• _MATERIAL FOR THE TASK_:
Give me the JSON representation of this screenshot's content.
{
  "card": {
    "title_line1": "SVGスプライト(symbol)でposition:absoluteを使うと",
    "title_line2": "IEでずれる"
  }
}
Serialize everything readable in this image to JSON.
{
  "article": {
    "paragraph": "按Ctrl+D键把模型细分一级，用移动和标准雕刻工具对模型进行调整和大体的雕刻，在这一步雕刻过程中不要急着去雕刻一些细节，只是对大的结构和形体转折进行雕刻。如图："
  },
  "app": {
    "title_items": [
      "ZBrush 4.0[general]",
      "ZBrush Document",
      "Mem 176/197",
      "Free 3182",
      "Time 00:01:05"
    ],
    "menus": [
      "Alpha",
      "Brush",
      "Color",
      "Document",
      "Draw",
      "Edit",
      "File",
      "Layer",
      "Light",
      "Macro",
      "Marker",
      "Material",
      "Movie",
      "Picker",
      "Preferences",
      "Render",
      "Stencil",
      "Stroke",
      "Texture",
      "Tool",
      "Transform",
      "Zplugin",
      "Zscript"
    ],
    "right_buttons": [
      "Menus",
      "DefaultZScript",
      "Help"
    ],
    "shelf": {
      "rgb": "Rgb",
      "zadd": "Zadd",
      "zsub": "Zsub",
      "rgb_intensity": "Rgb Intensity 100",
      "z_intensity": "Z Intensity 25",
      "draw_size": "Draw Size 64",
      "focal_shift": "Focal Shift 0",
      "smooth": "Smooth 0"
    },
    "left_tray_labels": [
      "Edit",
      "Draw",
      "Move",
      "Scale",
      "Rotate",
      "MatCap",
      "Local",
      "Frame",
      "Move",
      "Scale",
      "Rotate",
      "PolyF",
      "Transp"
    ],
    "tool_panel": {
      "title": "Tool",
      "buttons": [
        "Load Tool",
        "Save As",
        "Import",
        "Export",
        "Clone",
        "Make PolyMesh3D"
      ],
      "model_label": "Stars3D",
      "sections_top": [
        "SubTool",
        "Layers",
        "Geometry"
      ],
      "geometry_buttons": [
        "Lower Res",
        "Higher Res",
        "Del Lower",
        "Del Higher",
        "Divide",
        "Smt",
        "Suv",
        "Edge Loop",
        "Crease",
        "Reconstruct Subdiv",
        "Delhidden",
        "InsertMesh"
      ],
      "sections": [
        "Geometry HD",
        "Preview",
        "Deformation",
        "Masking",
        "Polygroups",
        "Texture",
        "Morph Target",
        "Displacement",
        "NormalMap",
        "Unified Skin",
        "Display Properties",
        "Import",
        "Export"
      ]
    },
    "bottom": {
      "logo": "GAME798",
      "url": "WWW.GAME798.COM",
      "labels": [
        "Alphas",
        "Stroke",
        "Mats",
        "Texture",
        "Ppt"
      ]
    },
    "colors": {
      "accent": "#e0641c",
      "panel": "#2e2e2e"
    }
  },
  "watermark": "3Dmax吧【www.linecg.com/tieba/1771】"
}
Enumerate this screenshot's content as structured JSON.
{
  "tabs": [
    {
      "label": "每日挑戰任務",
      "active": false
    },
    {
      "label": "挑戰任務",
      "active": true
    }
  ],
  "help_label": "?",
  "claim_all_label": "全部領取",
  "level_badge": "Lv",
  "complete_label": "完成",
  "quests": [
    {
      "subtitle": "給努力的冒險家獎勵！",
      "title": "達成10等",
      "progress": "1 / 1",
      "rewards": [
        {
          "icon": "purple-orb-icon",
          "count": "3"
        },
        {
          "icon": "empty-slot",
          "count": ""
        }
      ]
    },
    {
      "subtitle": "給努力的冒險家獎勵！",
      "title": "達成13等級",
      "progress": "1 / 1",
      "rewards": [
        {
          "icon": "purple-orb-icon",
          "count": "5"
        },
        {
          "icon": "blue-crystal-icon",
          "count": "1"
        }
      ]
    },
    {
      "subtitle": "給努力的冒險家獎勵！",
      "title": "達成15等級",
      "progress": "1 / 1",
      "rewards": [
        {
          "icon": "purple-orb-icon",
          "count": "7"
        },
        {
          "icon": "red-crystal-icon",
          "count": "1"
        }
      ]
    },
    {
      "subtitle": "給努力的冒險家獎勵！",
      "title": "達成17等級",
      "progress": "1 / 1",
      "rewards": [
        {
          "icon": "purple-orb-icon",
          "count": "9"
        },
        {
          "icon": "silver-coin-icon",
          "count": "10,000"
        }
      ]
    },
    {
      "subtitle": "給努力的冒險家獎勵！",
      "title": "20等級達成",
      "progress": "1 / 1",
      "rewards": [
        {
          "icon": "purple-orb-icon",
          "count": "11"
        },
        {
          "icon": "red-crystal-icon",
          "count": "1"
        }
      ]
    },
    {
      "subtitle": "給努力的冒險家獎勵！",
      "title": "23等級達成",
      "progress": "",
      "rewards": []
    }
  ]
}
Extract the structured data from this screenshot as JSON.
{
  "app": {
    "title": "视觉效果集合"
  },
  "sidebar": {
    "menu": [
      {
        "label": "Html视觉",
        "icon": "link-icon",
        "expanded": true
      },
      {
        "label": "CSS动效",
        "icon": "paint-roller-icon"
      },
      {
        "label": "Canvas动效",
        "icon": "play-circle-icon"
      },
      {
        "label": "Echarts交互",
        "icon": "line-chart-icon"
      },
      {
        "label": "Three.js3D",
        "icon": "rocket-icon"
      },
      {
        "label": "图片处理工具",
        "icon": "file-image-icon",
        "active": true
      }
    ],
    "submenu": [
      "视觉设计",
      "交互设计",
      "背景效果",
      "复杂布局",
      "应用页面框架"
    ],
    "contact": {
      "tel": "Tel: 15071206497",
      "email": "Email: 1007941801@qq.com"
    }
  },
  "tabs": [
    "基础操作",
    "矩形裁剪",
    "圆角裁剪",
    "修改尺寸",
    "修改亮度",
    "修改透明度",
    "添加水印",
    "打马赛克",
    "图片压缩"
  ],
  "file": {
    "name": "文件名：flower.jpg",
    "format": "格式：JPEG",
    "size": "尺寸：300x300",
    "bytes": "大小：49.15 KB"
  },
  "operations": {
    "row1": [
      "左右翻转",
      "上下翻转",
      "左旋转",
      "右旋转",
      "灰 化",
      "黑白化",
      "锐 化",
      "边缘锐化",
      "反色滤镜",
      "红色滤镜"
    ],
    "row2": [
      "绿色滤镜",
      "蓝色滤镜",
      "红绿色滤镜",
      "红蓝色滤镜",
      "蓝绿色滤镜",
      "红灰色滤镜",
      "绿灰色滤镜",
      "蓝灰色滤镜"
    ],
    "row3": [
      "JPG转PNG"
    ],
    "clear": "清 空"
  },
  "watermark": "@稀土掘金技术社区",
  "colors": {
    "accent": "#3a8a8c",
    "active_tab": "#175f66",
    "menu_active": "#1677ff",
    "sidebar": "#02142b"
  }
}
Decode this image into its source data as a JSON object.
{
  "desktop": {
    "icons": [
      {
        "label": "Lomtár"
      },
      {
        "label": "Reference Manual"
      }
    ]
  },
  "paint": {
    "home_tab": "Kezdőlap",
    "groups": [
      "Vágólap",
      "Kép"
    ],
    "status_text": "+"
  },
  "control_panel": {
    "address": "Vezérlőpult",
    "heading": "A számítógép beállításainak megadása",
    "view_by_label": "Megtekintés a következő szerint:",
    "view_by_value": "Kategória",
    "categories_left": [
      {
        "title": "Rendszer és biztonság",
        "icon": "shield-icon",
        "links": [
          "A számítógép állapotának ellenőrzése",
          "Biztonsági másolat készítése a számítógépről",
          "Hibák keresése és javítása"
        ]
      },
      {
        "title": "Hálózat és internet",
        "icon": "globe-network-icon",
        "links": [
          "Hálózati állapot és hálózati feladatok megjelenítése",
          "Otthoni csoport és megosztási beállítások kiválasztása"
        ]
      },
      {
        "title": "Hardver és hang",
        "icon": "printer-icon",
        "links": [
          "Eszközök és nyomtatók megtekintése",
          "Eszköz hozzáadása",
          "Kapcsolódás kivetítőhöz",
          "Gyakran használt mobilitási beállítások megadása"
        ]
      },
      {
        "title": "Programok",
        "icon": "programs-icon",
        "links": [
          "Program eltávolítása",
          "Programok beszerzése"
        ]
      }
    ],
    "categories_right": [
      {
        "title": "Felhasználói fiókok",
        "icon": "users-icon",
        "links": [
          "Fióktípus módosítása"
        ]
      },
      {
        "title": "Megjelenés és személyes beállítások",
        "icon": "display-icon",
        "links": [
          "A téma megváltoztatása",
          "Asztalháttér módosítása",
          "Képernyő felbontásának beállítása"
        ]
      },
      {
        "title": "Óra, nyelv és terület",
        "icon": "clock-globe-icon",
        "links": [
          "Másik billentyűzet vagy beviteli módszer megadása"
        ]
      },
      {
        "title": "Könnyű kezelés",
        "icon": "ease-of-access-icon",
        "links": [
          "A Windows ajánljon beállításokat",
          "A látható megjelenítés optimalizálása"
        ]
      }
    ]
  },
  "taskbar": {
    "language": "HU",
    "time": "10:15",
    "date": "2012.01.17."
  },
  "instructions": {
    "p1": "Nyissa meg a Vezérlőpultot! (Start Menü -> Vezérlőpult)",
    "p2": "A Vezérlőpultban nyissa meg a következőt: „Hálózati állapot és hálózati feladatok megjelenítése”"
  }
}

• _THE REQUEST_:
Provide only the count of lines in the material above that hold the word "structured".

• _ANSWER FOR THIS EXERCISE_:
2